-- SOURCE MATERIAL follows --

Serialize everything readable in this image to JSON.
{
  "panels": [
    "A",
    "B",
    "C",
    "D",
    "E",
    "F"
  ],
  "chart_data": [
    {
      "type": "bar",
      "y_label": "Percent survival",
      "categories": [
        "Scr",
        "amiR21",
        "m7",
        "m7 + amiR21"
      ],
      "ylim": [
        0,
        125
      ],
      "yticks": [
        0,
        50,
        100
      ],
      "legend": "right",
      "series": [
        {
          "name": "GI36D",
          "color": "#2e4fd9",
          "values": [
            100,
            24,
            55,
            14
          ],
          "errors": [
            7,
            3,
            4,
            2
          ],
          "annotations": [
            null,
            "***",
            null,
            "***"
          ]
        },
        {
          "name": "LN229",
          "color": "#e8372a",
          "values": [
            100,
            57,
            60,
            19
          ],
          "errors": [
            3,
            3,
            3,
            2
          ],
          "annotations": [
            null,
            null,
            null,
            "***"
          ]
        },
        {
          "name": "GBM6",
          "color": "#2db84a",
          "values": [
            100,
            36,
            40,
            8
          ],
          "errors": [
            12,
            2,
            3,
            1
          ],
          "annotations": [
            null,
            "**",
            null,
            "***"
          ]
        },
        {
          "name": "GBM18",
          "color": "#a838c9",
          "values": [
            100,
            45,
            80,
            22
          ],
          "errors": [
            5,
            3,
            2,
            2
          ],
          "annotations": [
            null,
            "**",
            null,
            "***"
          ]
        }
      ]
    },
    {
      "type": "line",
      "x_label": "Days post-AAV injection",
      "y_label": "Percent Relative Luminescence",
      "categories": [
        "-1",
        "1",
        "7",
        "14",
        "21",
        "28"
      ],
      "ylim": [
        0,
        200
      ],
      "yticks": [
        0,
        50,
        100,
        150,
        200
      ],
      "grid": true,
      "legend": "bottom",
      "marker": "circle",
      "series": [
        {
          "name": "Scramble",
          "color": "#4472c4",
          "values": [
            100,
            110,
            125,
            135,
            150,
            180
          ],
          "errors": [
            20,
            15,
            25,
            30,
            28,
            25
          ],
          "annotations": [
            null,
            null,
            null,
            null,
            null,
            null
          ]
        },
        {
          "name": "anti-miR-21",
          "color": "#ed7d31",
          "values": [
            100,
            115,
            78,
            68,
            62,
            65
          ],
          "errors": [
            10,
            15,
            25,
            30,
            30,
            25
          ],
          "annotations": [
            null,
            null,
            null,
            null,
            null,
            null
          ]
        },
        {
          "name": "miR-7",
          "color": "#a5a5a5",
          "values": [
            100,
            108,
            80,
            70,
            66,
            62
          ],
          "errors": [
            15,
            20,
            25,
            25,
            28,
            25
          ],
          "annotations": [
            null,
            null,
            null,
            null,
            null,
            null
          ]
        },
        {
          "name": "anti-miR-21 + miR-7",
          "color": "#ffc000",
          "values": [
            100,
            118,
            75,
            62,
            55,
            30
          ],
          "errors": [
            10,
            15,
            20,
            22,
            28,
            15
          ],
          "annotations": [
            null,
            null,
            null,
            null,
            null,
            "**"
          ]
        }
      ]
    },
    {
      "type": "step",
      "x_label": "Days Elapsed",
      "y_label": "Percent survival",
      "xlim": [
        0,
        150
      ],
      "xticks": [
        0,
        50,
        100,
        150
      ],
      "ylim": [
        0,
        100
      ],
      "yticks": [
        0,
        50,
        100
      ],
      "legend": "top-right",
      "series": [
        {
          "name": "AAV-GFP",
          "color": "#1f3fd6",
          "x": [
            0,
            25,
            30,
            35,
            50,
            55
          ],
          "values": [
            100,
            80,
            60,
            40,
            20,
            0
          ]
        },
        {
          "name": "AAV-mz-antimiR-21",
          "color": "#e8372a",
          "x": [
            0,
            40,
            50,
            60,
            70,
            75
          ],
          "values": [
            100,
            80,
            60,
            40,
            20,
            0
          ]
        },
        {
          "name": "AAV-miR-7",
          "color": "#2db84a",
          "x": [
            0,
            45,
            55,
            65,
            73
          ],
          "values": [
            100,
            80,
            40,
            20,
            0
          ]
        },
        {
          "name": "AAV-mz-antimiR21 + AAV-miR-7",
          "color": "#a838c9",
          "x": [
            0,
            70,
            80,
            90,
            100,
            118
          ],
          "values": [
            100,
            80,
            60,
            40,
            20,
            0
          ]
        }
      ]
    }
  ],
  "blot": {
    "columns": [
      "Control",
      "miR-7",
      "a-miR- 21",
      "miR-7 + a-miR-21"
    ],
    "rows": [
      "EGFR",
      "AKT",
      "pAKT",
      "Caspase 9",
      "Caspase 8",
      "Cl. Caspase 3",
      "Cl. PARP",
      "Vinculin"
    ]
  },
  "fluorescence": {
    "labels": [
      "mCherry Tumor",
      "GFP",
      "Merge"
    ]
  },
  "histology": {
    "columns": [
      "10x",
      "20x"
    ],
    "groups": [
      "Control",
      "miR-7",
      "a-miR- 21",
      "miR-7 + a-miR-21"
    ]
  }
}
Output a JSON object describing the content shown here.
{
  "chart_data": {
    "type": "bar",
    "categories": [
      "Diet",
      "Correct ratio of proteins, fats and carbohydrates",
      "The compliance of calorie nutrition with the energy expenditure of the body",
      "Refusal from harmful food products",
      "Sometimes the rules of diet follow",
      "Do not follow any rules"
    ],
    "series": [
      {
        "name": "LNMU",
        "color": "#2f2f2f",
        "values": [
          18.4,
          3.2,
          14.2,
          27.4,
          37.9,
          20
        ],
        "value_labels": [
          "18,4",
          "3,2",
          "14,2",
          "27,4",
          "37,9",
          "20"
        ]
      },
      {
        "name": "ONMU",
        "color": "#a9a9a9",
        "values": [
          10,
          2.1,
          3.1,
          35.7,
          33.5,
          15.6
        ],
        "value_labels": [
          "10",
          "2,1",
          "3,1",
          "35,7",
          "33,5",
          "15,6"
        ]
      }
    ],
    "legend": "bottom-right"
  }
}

-- SOURCE MATERIAL concluded --

## ACTION ITEM
Only what runs from the line containing "Output a JSON" through the final line of the entries above belongs in the answer, restated exactly.

## SOLVED PROBLEM
Output a JSON object describing the content shown here.
{
  "chart_data": {
    "type": "bar",
    "categories": [
      "Diet",
      "Correct ratio of proteins, fats and carbohydrates",
      "The compliance of calorie nutrition with the energy expenditure of the body",
      "Refusal from harmful food products",
      "Sometimes the rules of diet follow",
      "Do not follow any rules"
    ],
    "series": [
      {
        "name": "LNMU",
        "color": "#2f2f2f",
        "values": [
          18.4,
          3.2,
          14.2,
          27.4,
          37.9,
          20
        ],
        "value_labels": [
          "18,4",
          "3,2",
          "14,2",
          "27,4",
          "37,9",
          "20"
        ]
      },
      {
        "name": "ONMU",
        "color": "#a9a9a9",
        "values": [
          10,
          2.1,
          3.1,
          35.7,
          33.5,
          15.6
        ],
        "value_labels": [
          "10",
          "2,1",
          "3,1",
          "35,7",
          "33,5",
          "15,6"
        ]
      }
    ],
    "legend": "bottom-right"
  }
}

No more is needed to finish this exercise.